> _Excerpted passage_:

□ □ □ □

It is important to state clearly that attending closely in this way to resonance between significantly differing traditions is neither to collapse nor to reduce such difference. On the contrary, even whilst advocating a hospitable mutual hearing, A Common Word is clear that there are indeed real and identifying differences between the traditions. As such, the intention behind A Common Word is to be distinguished from a “lowest common denominator” approach that would collapse differences and necessarily, if unconsciously, constrain the commitments of others to those of the authors themselves. This is a beginning of a demanding “listening and speaking between” particular words and distinct voices that might fruitfully presage an even more demanding “listening and speaking together” of such distinct traditions. By calling Muslims and Christians to hear the resonant word of God’s love and peace differently expressed and variously lived within and between their particular traditions, A Common Word seeks to promote the necessary confidence to turn from fear and caricature of the other, to viewing the other as held in God’s love. This will, hopefully, extend to asking also after the particular gifts that God has bestowed upon the other.

□ □ □ □

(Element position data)

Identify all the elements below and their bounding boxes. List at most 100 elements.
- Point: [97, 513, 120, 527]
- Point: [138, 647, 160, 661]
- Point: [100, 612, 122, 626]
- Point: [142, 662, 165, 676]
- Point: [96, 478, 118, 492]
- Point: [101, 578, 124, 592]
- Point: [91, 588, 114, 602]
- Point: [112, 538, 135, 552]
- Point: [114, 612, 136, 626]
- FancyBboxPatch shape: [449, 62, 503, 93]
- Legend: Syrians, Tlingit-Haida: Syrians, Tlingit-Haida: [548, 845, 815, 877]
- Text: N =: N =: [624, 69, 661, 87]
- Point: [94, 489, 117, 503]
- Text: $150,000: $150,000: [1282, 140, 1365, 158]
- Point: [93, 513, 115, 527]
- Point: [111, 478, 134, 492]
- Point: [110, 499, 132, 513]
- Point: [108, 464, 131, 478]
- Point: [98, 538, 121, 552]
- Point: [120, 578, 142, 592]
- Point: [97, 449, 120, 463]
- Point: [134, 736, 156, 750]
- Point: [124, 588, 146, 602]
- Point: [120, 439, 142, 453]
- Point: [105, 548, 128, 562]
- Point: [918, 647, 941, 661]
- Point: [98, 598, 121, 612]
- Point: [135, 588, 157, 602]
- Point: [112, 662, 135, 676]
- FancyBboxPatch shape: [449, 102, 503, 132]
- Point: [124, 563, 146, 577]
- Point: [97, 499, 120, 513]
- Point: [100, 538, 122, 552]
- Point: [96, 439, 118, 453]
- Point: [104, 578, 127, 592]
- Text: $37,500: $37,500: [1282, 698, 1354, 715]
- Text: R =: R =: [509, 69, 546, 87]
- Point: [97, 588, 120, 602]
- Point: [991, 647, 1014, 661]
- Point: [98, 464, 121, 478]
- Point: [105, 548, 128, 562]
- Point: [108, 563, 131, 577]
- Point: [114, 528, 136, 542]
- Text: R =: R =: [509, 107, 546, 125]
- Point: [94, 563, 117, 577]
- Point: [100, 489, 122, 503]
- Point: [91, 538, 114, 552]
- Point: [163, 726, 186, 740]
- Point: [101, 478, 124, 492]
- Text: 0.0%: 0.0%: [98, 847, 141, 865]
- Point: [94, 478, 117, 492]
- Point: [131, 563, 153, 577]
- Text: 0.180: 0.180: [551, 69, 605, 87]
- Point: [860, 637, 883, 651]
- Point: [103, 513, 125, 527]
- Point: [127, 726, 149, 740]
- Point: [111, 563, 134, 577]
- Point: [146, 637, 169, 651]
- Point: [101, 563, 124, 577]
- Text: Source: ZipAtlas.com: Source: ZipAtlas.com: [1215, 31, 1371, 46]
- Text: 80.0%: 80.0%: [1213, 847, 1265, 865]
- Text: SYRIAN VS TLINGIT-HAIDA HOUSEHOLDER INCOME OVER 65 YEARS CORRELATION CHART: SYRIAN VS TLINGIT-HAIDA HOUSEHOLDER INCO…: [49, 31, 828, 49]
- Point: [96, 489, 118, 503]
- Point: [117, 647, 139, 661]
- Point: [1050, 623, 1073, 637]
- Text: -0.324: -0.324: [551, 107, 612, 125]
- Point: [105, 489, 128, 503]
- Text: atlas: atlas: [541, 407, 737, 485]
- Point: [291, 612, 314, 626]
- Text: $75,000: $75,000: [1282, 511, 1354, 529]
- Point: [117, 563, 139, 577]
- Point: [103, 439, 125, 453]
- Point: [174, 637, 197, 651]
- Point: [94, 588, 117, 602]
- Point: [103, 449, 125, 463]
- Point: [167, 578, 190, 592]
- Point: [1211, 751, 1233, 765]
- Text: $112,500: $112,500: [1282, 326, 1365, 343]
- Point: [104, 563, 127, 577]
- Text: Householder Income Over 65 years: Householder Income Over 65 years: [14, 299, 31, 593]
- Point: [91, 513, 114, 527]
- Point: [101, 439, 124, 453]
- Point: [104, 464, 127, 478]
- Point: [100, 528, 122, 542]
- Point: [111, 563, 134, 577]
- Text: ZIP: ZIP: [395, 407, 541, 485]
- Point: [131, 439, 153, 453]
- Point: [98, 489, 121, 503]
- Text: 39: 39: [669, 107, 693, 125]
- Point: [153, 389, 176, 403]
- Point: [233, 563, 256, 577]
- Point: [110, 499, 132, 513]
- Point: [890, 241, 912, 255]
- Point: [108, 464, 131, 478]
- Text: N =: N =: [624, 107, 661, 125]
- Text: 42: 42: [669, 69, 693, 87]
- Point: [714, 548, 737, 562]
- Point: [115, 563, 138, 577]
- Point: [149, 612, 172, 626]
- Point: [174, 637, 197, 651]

□ □ □ □

> _Given request_: Continue the passage on A Common Word and interfaith listening from its last sentence. None of the lines above are needed here.

> _The response_:
The fundamental word offered here is that our flourishing in God cannot be had alone but only in common; in communion. As the Jewish, Christian and Islamic traditions each recognise, for all the emphasis on the absolute unity and uniqueness of God, the simplicity of God is a highly complex affair when transposed onto and understood within the conditions of finite, created reality. Here, relatedness in difference is properly viewed not as frustration and shortfall but as the only possible means of entering into common flourishing in God.
Blessed be God for this initiative;
May it open fresh avenues of scholarly and practical engagement;
May it help promote the confidence of charity within and between Christian and Islamic traditions;
May it show the way beyond the mutually assured destruction of conflict, terror and violence
And water the ground of our common flourishing in the peace and love of God.
Dr Paul D. Murray,
Director of the Centre for Catholic Studies.